• _Instructions for the task_
Keep every line where the word "JSON" appears; drop the rest.

• _Record excerpts_

····················

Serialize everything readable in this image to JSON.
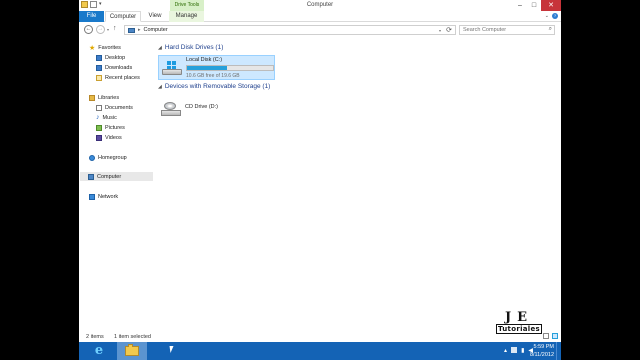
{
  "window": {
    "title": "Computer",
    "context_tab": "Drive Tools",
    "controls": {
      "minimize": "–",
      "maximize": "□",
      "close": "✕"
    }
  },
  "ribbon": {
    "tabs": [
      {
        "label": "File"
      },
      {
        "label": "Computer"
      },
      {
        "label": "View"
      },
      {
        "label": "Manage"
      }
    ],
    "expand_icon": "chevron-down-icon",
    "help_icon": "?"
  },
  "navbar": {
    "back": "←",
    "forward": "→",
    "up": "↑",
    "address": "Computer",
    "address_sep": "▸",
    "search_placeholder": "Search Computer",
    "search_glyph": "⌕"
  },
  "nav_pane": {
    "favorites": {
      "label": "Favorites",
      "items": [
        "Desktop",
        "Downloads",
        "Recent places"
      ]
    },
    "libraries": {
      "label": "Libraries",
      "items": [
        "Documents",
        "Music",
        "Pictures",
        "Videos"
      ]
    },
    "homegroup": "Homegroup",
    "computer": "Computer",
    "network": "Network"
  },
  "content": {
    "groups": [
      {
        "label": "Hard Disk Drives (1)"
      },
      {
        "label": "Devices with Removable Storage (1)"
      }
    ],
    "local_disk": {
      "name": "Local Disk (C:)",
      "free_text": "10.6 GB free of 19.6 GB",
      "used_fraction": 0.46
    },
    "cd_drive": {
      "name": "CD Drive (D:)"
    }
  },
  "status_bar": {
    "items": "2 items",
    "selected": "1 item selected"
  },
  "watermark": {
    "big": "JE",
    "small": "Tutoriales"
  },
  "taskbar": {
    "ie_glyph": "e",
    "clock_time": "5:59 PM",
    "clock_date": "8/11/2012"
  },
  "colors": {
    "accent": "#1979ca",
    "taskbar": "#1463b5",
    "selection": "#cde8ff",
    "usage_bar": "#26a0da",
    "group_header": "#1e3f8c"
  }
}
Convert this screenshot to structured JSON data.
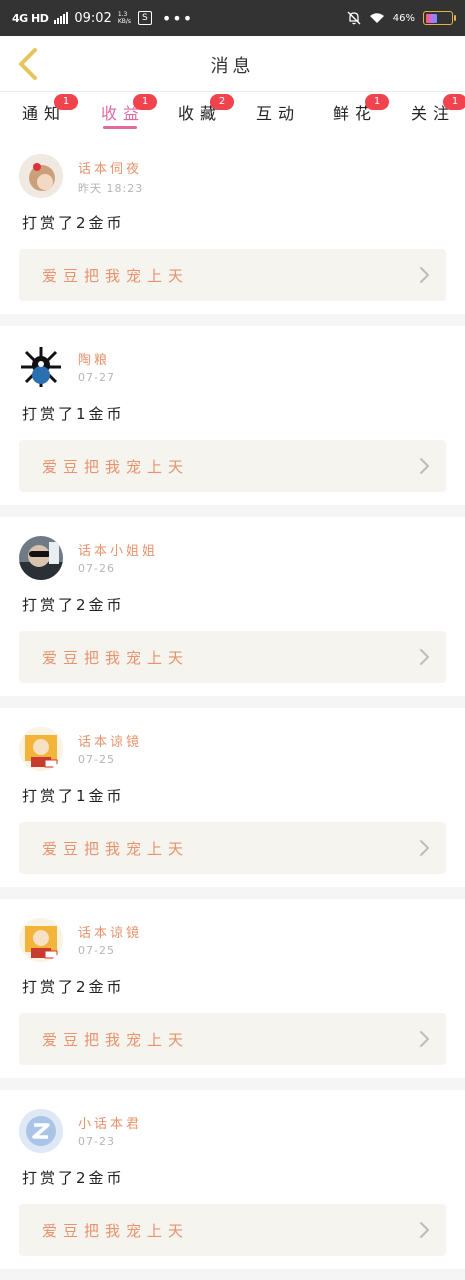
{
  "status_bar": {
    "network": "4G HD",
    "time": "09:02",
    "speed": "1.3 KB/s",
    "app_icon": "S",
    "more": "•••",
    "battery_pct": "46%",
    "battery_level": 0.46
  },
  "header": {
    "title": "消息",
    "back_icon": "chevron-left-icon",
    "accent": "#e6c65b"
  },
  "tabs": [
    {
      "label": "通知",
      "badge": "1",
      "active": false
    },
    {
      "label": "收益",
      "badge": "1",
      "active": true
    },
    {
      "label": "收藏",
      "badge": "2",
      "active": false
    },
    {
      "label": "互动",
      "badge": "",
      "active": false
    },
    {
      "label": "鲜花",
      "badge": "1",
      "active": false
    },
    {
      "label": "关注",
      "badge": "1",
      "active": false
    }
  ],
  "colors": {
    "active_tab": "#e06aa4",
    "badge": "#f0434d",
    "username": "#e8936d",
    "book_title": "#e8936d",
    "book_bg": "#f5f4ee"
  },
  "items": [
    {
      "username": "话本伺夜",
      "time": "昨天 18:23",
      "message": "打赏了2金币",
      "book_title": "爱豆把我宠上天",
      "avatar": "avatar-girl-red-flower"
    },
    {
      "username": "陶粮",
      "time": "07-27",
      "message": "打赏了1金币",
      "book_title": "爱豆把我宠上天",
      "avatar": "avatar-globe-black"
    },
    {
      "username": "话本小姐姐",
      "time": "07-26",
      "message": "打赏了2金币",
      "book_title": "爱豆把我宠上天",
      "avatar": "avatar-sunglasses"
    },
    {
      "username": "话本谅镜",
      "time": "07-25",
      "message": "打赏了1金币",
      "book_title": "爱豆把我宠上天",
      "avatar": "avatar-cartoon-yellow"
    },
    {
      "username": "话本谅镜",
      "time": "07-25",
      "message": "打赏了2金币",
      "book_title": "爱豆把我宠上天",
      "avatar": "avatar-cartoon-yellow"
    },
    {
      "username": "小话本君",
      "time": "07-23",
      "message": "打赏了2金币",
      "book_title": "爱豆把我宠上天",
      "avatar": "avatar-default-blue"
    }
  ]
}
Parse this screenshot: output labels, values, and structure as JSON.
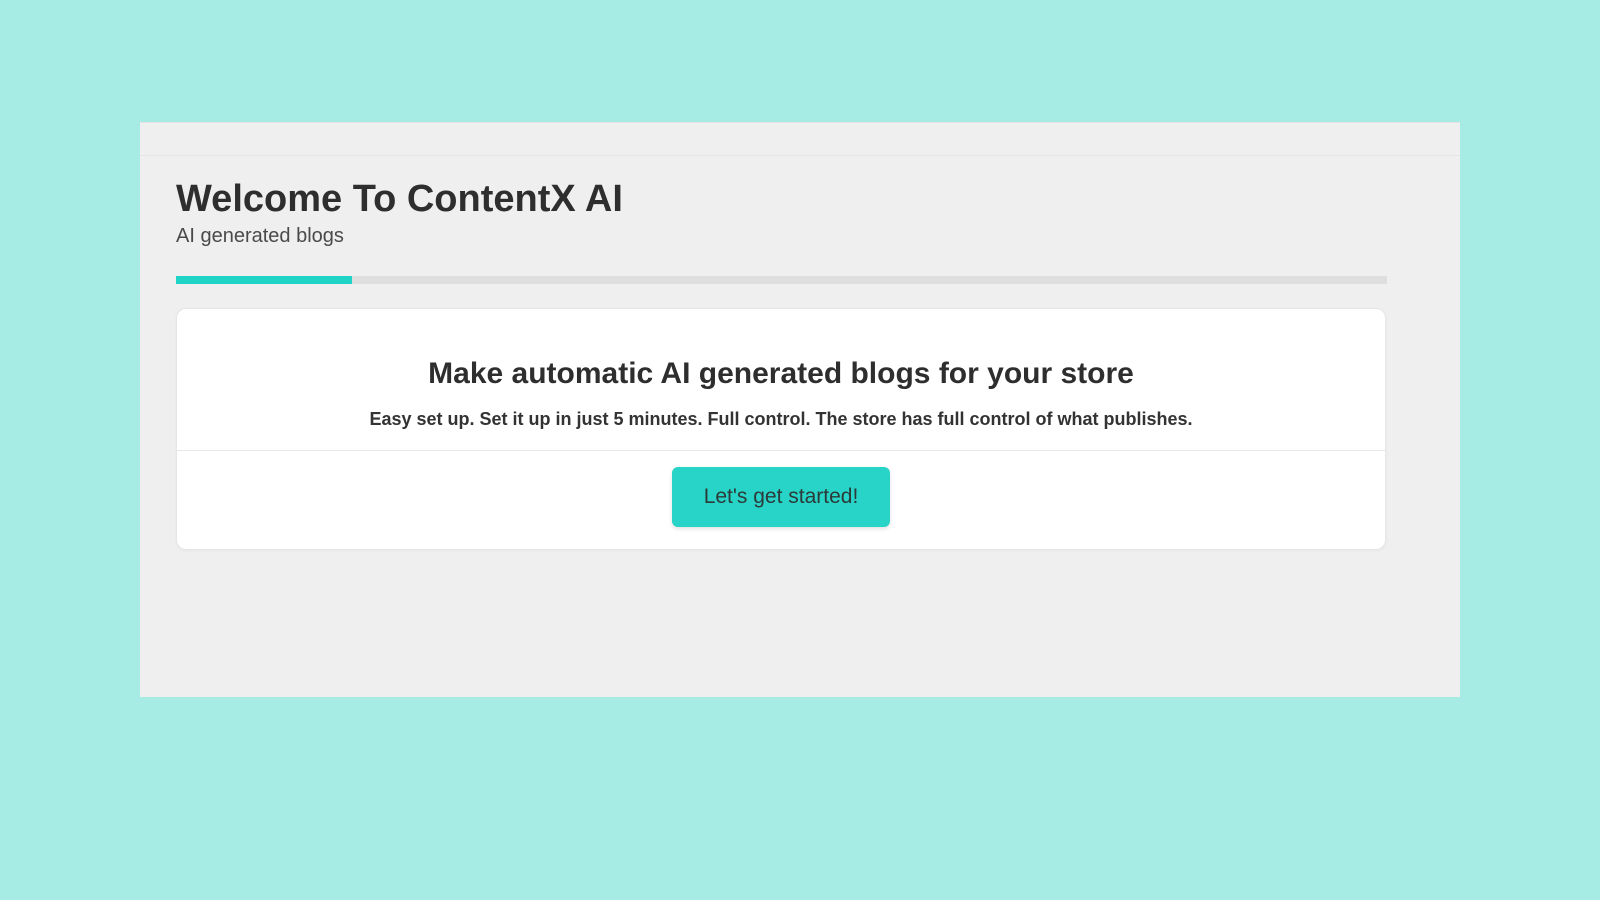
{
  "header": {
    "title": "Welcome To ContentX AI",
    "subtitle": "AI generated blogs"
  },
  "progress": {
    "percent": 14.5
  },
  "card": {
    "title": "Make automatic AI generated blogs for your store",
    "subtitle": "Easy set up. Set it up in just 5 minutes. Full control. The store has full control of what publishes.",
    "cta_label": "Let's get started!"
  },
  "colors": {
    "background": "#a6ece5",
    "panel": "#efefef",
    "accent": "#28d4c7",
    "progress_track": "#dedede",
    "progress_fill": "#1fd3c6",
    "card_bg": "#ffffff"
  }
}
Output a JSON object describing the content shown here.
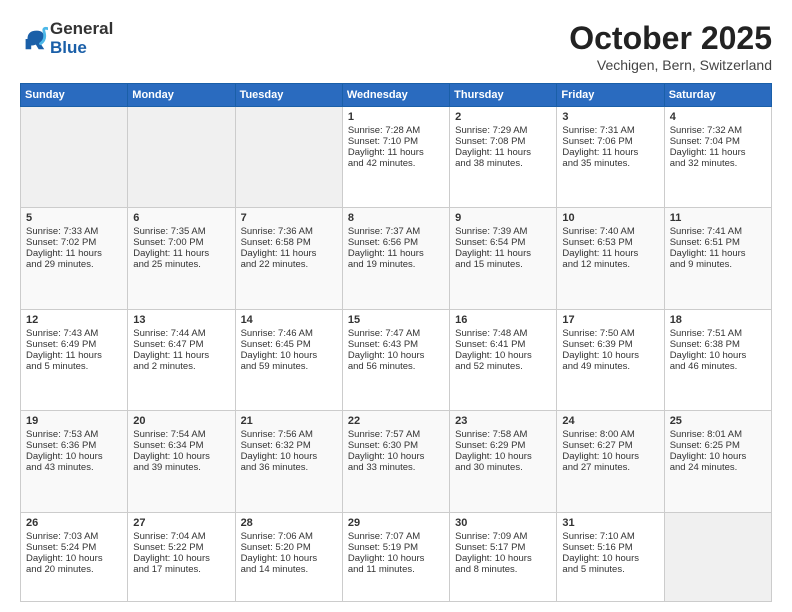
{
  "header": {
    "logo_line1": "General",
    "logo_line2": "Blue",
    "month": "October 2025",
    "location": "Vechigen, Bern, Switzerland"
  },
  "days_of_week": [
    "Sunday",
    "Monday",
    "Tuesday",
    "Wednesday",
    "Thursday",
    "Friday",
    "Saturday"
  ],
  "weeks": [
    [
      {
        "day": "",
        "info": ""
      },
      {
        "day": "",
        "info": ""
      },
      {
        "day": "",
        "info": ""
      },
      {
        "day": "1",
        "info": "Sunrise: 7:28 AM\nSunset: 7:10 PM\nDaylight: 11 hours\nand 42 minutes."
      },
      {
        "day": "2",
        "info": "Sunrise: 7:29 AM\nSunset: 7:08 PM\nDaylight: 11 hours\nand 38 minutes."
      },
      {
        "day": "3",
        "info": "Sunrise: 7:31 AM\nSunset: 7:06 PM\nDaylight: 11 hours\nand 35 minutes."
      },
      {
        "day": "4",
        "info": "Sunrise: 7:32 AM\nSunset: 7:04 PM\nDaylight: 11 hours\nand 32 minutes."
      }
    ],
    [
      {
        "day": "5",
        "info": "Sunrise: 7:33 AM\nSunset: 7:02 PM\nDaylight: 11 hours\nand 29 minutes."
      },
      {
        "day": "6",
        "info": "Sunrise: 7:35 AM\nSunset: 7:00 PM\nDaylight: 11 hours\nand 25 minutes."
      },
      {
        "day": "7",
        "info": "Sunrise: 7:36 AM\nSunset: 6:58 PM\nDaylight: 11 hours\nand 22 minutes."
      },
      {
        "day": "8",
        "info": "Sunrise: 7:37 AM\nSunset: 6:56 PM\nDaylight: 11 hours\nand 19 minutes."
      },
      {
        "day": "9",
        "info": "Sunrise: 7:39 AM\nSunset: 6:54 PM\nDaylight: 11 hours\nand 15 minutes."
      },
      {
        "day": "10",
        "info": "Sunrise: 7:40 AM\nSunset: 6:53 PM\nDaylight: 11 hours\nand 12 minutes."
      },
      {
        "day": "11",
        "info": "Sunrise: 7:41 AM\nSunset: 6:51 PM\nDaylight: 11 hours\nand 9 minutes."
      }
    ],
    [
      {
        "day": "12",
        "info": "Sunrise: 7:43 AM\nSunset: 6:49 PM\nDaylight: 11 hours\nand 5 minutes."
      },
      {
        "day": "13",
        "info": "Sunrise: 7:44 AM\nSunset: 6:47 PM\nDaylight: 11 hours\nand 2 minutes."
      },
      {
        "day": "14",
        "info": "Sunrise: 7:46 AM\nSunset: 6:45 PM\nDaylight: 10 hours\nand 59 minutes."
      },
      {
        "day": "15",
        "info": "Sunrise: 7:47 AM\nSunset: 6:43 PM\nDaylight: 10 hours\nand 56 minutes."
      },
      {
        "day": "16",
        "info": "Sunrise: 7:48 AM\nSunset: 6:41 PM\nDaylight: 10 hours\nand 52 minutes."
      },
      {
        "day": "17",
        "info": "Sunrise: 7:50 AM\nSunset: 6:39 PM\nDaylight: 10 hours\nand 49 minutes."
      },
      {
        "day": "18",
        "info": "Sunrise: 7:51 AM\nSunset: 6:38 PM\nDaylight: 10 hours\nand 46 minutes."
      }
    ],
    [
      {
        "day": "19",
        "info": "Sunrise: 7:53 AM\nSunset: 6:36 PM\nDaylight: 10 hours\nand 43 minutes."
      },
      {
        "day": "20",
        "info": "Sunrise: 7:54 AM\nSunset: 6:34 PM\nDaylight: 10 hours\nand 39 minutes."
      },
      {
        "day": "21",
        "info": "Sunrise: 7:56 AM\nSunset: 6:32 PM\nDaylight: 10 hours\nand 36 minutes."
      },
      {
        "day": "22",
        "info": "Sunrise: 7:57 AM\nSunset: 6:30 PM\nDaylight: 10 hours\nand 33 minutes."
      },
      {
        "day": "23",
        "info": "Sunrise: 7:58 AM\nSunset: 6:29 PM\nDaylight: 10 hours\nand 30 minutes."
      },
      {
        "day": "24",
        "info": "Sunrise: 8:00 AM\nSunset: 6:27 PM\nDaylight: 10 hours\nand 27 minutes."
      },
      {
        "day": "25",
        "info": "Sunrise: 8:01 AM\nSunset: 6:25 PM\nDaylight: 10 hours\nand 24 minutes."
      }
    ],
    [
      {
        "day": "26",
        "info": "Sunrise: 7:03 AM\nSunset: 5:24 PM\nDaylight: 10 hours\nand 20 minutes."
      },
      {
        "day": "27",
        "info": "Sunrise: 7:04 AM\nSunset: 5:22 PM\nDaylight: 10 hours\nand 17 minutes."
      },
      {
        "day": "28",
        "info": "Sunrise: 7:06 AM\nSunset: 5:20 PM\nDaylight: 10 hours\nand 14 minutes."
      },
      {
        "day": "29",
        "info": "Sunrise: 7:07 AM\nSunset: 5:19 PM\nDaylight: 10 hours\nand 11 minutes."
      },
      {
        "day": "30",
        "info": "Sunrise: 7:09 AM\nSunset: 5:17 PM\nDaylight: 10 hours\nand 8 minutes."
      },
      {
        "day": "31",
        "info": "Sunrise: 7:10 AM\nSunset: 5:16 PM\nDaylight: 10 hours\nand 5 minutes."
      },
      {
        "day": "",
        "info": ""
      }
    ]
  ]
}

····················

• _Written reply_
Serialize everything readable in this image to JSON.
Convert this screenshot to structured JSON data.
Parse this screenshot: output labels, values, and structure as JSON.
Output a JSON object describing the content shown here.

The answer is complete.